WHAT IS EXPECTED:
Select every line below containing the word "this".

begin

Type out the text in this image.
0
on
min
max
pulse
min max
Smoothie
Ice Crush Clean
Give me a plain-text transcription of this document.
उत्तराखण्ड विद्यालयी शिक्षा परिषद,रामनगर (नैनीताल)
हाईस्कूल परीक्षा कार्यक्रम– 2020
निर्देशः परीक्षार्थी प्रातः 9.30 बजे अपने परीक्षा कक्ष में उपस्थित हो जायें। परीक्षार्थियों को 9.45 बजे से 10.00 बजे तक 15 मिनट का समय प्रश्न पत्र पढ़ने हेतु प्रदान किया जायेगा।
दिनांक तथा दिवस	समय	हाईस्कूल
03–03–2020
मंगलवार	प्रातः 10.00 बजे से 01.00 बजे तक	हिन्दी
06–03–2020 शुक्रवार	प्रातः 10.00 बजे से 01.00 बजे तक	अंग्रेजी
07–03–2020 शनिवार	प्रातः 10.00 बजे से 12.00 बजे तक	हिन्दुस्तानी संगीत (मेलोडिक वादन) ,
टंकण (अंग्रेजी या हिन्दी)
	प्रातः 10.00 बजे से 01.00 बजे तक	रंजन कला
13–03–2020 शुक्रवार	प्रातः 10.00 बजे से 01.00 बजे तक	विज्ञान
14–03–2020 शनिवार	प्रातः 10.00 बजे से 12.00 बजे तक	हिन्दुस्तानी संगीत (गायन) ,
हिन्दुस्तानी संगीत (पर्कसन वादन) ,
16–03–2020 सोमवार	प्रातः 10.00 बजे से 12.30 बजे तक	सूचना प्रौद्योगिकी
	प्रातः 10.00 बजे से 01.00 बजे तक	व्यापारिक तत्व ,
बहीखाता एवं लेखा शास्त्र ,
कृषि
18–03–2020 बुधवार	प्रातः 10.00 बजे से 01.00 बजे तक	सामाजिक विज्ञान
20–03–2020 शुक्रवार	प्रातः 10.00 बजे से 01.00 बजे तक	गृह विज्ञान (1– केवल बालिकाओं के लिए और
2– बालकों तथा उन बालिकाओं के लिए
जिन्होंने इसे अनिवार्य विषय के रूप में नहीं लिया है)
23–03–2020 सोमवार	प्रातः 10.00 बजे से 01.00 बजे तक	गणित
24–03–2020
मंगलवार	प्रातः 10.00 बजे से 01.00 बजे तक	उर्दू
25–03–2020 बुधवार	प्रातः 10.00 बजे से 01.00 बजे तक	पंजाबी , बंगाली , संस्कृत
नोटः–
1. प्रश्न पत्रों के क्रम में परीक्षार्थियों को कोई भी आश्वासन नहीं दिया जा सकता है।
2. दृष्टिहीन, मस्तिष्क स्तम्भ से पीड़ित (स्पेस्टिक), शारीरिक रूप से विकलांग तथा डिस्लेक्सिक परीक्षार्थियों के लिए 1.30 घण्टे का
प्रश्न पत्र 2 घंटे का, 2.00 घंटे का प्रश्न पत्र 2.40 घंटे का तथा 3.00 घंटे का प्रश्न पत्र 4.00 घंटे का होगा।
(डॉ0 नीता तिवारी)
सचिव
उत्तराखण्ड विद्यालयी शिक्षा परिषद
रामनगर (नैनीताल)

end

SOLUTION TO THE EXERCISE:
Type out the text in this image.
Give me a plain-text transcription of this document.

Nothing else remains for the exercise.